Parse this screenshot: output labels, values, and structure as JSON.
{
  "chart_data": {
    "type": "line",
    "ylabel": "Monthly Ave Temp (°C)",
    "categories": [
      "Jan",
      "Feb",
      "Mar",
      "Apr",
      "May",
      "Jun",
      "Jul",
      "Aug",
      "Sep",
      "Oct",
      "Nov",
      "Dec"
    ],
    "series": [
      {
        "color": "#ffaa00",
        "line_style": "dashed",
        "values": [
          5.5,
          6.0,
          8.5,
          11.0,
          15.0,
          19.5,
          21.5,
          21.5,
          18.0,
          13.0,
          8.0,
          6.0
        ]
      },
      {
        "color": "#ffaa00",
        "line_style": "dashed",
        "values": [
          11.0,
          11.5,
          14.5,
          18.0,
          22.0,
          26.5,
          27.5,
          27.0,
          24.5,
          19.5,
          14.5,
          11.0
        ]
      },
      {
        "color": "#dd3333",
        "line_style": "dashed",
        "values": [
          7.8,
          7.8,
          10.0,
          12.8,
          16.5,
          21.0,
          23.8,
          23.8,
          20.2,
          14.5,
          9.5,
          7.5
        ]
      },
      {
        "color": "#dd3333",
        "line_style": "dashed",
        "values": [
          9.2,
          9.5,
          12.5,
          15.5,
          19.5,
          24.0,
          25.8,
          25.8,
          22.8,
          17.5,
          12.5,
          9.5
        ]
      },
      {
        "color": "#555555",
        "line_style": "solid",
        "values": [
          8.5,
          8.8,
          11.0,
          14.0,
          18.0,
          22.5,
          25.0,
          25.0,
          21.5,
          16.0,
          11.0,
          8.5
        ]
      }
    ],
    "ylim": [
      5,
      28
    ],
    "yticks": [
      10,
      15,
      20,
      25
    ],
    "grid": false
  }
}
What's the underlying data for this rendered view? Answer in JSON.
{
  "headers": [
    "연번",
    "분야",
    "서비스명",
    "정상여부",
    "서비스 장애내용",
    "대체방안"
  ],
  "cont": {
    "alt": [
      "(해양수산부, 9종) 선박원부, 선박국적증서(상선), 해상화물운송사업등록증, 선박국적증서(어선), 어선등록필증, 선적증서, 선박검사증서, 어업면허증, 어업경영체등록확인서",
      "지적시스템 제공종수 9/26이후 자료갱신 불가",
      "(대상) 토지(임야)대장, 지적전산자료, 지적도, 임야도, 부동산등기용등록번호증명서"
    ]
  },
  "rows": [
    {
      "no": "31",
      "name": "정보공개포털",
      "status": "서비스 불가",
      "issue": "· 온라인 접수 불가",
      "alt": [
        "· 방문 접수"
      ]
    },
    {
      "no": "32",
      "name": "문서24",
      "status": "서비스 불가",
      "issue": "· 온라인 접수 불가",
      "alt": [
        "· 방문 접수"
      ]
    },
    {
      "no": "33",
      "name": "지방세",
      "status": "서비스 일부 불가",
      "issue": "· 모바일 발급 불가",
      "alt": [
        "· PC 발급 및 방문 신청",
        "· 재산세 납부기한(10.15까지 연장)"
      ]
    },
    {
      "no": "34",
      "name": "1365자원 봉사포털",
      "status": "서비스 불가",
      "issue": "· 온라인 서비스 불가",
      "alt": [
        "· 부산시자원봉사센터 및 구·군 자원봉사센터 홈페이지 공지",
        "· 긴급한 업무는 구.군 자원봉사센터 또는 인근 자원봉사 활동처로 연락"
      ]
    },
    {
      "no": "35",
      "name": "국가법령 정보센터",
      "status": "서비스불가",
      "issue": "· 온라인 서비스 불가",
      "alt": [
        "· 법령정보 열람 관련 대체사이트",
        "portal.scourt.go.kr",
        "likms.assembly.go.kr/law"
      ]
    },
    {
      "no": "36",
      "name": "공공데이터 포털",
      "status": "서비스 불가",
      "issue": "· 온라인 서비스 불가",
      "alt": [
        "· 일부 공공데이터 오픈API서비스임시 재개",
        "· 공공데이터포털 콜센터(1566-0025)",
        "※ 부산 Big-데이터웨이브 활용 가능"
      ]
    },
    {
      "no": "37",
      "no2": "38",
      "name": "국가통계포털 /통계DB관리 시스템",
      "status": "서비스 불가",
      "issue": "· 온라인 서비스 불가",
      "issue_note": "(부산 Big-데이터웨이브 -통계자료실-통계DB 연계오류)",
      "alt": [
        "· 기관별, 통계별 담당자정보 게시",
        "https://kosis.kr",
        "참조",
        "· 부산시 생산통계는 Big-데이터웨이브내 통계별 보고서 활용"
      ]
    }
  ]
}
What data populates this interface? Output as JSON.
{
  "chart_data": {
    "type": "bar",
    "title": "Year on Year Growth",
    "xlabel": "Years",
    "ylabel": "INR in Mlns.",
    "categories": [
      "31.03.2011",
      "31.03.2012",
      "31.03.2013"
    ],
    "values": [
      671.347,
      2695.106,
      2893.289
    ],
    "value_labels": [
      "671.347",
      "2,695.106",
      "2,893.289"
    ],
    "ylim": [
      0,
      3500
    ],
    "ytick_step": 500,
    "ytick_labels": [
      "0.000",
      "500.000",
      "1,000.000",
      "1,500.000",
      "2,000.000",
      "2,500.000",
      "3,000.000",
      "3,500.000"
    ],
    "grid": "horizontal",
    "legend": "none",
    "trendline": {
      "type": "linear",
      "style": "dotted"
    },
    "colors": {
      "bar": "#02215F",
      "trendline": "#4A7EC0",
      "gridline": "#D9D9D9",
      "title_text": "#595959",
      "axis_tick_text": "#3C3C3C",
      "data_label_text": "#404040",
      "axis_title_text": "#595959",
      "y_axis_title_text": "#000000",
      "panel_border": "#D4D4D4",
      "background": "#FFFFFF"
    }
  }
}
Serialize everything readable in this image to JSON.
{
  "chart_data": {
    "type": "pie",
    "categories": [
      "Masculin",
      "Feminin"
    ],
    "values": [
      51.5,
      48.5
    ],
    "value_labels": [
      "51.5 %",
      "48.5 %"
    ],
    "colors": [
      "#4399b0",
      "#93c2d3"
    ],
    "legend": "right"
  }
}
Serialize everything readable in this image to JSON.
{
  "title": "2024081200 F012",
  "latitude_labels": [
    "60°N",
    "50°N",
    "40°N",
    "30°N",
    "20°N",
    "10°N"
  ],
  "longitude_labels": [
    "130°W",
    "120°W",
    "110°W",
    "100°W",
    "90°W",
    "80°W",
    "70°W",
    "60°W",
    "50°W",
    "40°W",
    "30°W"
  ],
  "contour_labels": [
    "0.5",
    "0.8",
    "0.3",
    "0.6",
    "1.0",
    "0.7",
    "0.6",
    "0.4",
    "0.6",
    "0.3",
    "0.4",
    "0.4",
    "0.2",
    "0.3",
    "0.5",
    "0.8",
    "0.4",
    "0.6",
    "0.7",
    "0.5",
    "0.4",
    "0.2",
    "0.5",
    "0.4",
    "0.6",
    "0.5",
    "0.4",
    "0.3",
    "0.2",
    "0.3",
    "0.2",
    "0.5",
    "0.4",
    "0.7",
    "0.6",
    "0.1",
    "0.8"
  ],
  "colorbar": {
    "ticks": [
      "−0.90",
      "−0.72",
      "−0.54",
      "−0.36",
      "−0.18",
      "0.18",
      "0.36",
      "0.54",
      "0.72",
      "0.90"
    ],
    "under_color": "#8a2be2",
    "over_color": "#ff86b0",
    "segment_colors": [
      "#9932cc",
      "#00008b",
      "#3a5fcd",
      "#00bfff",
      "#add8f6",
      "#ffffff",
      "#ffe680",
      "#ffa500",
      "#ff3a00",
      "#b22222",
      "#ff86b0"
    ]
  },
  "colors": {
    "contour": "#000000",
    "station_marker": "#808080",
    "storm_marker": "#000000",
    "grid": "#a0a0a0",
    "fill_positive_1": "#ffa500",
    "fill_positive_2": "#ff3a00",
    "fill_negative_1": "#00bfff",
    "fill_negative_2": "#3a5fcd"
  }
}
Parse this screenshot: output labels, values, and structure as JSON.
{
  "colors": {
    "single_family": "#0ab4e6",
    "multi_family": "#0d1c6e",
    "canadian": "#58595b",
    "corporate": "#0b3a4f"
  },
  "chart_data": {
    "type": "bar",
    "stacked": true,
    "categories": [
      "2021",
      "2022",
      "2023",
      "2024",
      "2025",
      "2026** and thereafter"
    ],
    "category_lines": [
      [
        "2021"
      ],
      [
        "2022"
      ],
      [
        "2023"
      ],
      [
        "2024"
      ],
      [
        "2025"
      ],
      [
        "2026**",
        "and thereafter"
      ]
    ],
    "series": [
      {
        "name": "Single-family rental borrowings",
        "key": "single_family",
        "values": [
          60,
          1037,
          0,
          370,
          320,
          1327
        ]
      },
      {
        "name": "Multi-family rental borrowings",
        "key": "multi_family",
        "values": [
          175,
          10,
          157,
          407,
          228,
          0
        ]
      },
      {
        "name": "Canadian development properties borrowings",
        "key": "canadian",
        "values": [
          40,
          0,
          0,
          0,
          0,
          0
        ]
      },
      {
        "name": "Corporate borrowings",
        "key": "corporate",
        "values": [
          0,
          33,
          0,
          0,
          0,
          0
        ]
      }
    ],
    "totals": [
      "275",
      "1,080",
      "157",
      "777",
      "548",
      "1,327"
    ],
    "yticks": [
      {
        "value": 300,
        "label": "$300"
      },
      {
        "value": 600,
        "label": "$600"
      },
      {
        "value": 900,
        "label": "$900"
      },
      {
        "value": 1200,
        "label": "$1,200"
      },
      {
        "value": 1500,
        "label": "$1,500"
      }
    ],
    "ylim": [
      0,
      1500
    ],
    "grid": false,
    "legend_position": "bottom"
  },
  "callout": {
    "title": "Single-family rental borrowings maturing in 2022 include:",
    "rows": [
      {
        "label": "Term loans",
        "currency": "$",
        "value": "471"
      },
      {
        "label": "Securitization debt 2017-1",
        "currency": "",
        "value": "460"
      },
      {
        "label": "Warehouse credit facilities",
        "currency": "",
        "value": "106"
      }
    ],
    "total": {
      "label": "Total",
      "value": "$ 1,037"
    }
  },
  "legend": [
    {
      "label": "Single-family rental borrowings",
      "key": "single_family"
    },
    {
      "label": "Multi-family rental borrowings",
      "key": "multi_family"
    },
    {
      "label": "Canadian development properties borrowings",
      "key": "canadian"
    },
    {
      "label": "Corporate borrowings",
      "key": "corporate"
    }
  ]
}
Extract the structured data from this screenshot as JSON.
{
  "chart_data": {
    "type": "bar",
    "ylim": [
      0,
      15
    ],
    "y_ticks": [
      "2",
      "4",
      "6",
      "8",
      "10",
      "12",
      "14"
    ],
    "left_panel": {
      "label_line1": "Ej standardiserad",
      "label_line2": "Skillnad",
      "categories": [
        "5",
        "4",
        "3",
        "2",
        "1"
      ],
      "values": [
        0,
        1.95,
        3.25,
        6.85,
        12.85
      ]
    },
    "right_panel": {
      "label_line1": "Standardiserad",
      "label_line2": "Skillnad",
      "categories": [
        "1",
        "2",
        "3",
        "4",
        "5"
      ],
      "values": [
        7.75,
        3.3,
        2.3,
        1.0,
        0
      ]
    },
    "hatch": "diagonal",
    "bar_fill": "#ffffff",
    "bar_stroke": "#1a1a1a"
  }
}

■ What you need to do ■
Retype exactly, please, each line from the line that contains "Extract the structured" through the last line of the entries above, with nothing added.

■ Finished answer ■
Extract the structured data from this screenshot as JSON.
{
  "chart_data": {
    "type": "bar",
    "ylim": [
      0,
      15
    ],
    "y_ticks": [
      "2",
      "4",
      "6",
      "8",
      "10",
      "12",
      "14"
    ],
    "left_panel": {
      "label_line1": "Ej standardiserad",
      "label_line2": "Skillnad",
      "categories": [
        "5",
        "4",
        "3",
        "2",
        "1"
      ],
      "values": [
        0,
        1.95,
        3.25,
        6.85,
        12.85
      ]
    },
    "right_panel": {
      "label_line1": "Standardiserad",
      "label_line2": "Skillnad",
      "categories": [
        "1",
        "2",
        "3",
        "4",
        "5"
      ],
      "values": [
        7.75,
        3.3,
        2.3,
        1.0,
        0
      ]
    },
    "hatch": "diagonal",
    "bar_fill": "#ffffff",
    "bar_stroke": "#1a1a1a"
  }
}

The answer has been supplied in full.